**Task**
Transcribe the records below in full; pictures stay out of the copy.

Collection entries
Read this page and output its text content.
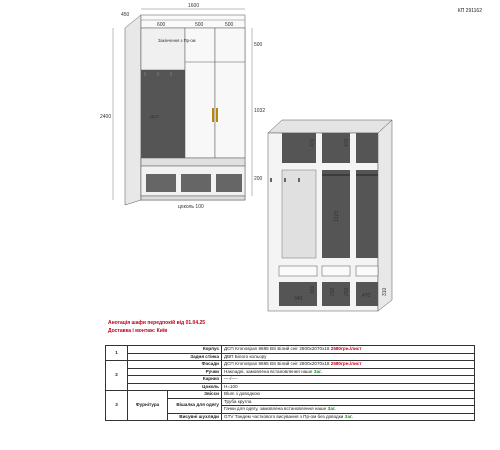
КП 291162
450
1600
600	500	500
2400
500
1032
200
цоколь 100
Закінчення з Пр-ом
ДСП
470	470
1223
340
320	250 250	310
470
Анотація шафи передпокій від 01.04.25
Доставка і монтаж: Київ
1	Корпус		ДСП Kronospan 8685 BS Білий сніг 2800х2070х18 2580грн./лист
	Задня стінка		ДВП Білого кольору
2	Фасади		ДСП Kronospan 8685 BS Білий сніг 2800х2070х18 2580грн./лист
	Ручки		Накладні, замовлена встановлення наше Заг.
	Карниз		----/----
	Цоколь		Н=100
3	Фурнітура	Звісси	Blum з доводкою
		Вішалка для одягу	Труба кругла
			Гачки для одягу, замовлена встановлення наше Заг.
		Висувні шухляди	GTV Тандем часткового висування з Пр-ом без доводки Заг.
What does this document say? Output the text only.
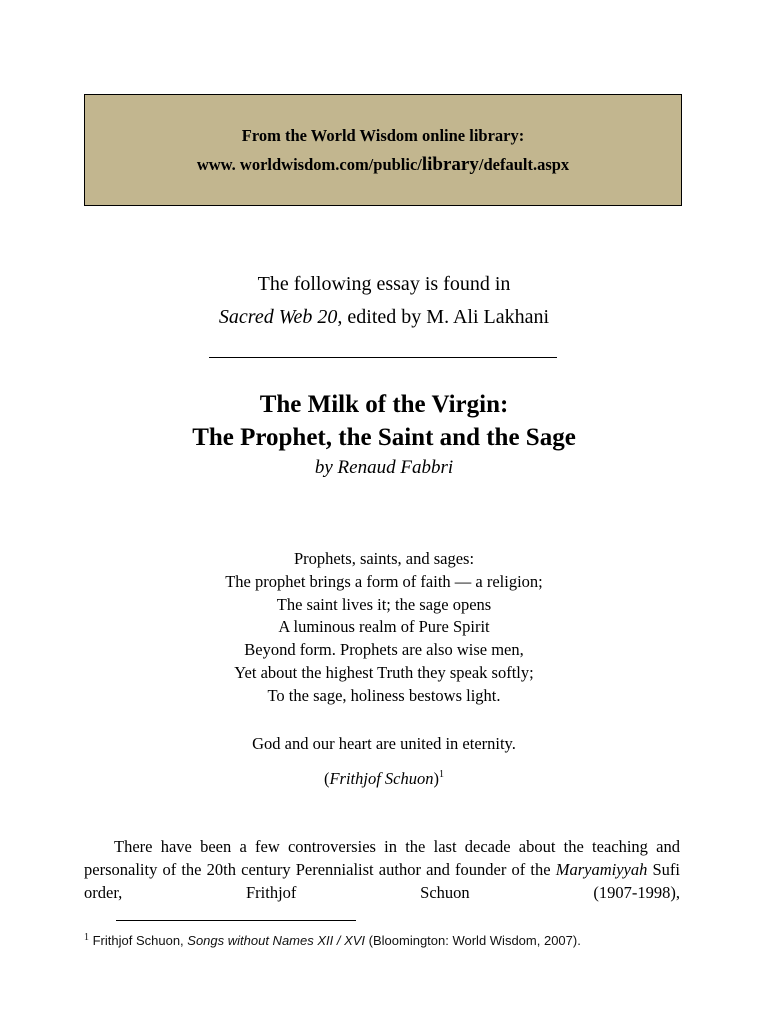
From the World Wisdom online library:
www. worldwisdom.com/public/library/default.aspx
The following essay is found in
Sacred Web 20, edited by M. Ali Lakhani
The Milk of the Virgin:
The Prophet, the Saint and the Sage
by Renaud Fabbri
Prophets, saints, and sages:
The prophet brings a form of faith — a religion;
The saint lives it; the sage opens
A luminous realm of Pure Spirit
Beyond form. Prophets are also wise men,
Yet about the highest Truth they speak softly;
To the sage, holiness bestows light.
God and our heart are united in eternity.
(Frithjof Schuon)$^1$
There have been a few controversies in the last decade about the teaching and personality of the 20th century Perennialist author and founder of the Maryamiyyah Sufi order, Frithjof Schuon (1907-1998),
$^1$ Frithjof Schuon, Songs without Names XII / XVI (Bloomington: World Wisdom, 2007).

**Response for this exercise**
Read this page and output its text content.
КП 291162
450
1600
600	500	500
2400
500
1032
200
цоколь 100
Закінчення з Пр-ом
ДСП
470	470
1223
340
320	250 250	310
470
Анотація шафи передпокій від 01.04.25
Доставка і монтаж: Київ
1	Корпус		ДСП Kronospan 8685 BS Білий сніг 2800х2070х18 2580грн./лист
	Задня стінка		ДВП Білого кольору
2	Фасади		ДСП Kronospan 8685 BS Білий сніг 2800х2070х18 2580грн./лист
	Ручки		Накладні, замовлена встановлення наше Заг.
	Карниз		----/----
	Цоколь		Н=100
3	Фурнітура	Звісси	Blum з доводкою
		Вішалка для одягу	Труба кругла
			Гачки для одягу, замовлена встановлення наше Заг.
		Висувні шухляди	GTV Тандем часткового висування з Пр-ом без доводки Заг.
What does this document say? Output the text only.
From the World Wisdom online library:
www. worldwisdom.com/public/library/default.aspx
The following essay is found in
Sacred Web 20, edited by M. Ali Lakhani
The Milk of the Virgin:
The Prophet, the Saint and the Sage
by Renaud Fabbri
Prophets, saints, and sages:
The prophet brings a form of faith — a religion;
The saint lives it; the sage opens
A luminous realm of Pure Spirit
Beyond form. Prophets are also wise men,
Yet about the highest Truth they speak softly;
To the sage, holiness bestows light.
God and our heart are united in eternity.
(Frithjof Schuon)$^1$
There have been a few controversies in the last decade about the teaching and personality of the 20th century Perennialist author and founder of the Maryamiyyah Sufi order, Frithjof Schuon (1907-1998),
$^1$ Frithjof Schuon, Songs without Names XII / XVI (Bloomington: World Wisdom, 2007).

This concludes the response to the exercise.